#### [Short task]
Count the lines that include the string "coil", and give only that number.

#### [Supplied information]
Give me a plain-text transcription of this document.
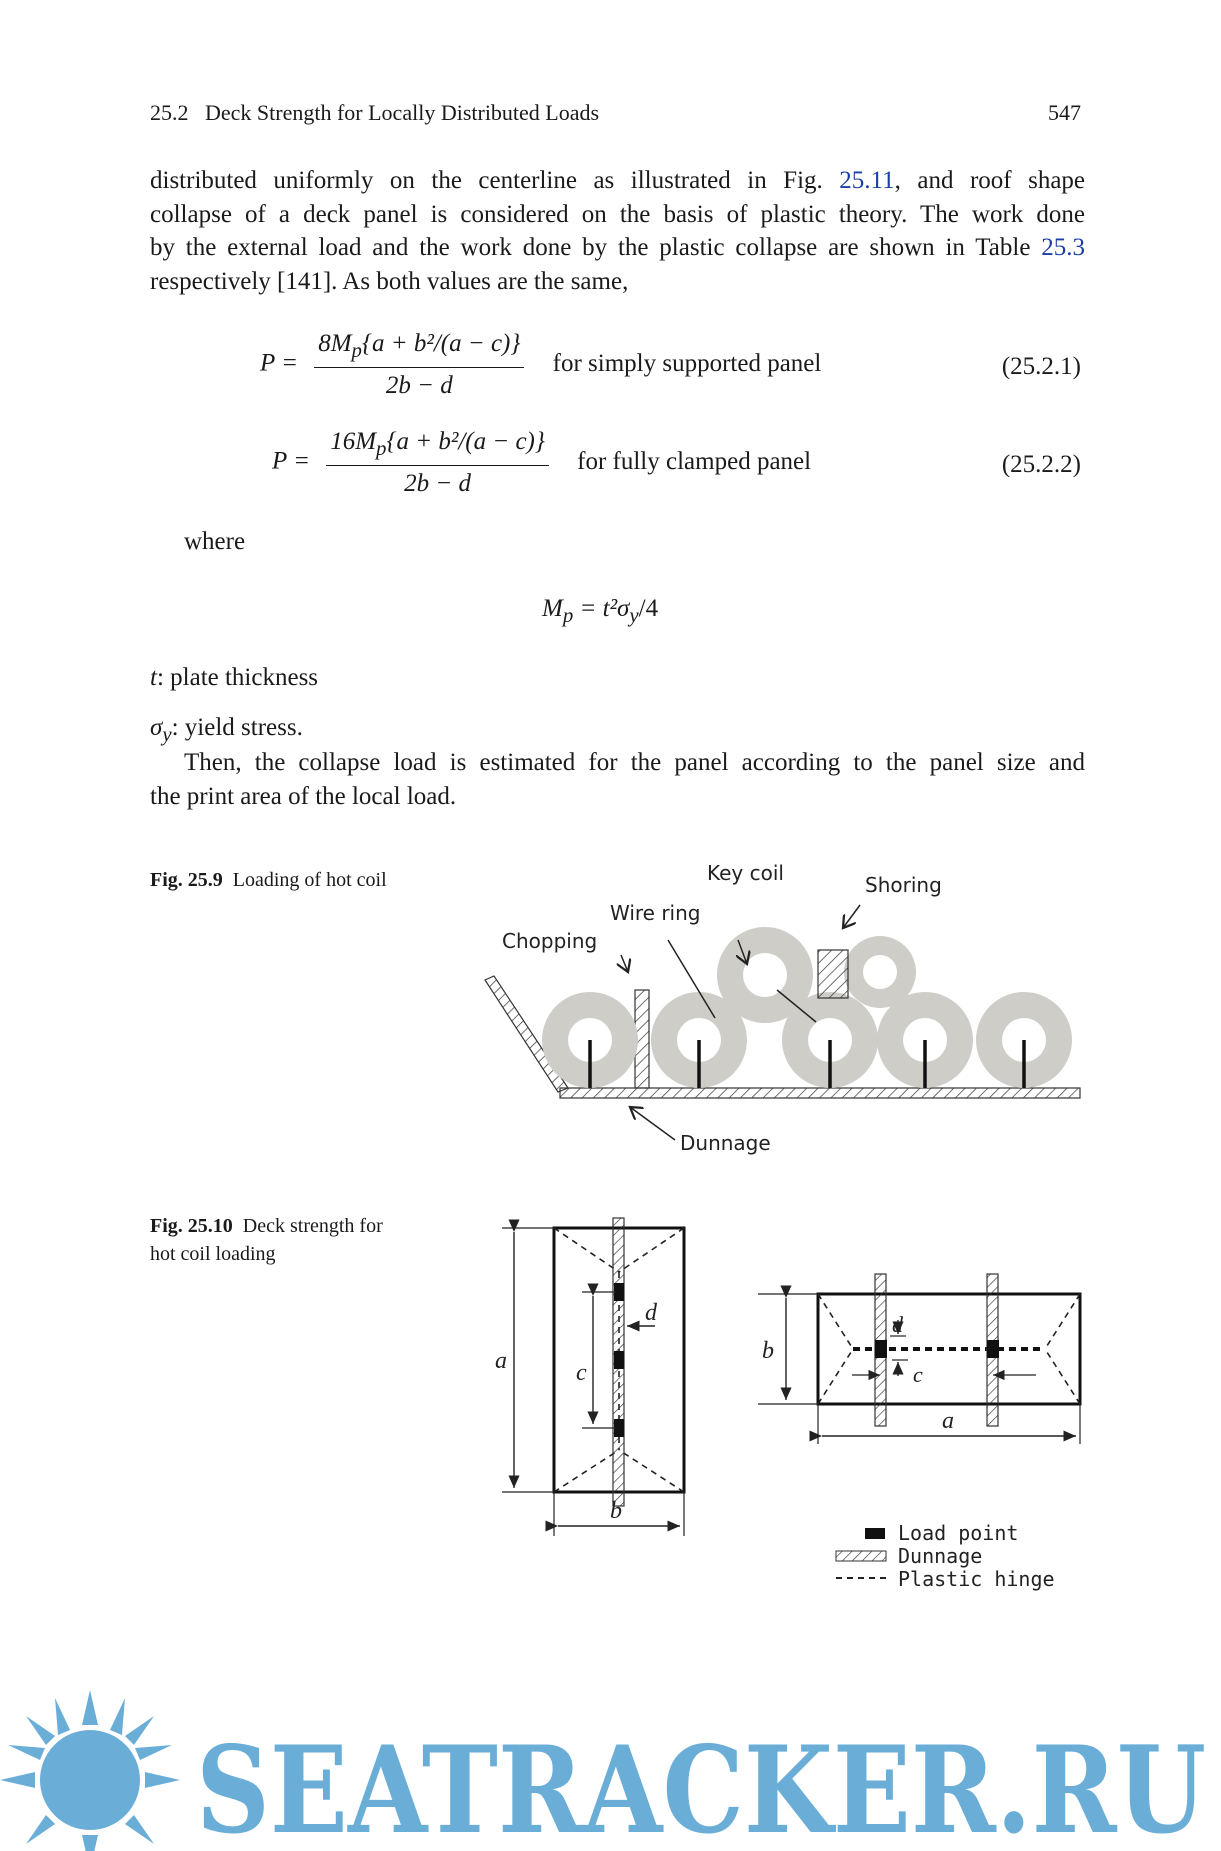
25.2 Deck Strength for Locally Distributed Loads	547
distributed uniformly on the centerline as illustrated in Fig. 25.11, and roof shape
collapse of a deck panel is considered on the basis of plastic theory. The work done
by the external load and the work done by the plastic collapse are shown in Table 25.3
respectively [141]. As both values are the same,
$P = \frac{8M_p\{a + b^2/(a - c)\}}{2b - d}$ for simply supported panel	(25.2.1)
$P = \frac{16M_p\{a + b^2/(a - c)\}}{2b - d}$ for fully clamped panel	(25.2.2)
where
$M_p = t^2\sigma_y/4$
t: plate thickness
$\sigma_y$: yield stress.
Then, the collapse load is estimated for the panel according to the panel size and
the print area of the local load.
Fig. 25.9 Loading of hot coil	Key coil	Shoring
Wire ring
Chopping
Dunnage
Fig. 25.10 Deck strength for hot coil loading
a	c
d
b
b
d
c
a
Load point
Dunnage
Plastic hinge
SEATRACKER.RU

#### [Problem solution]
2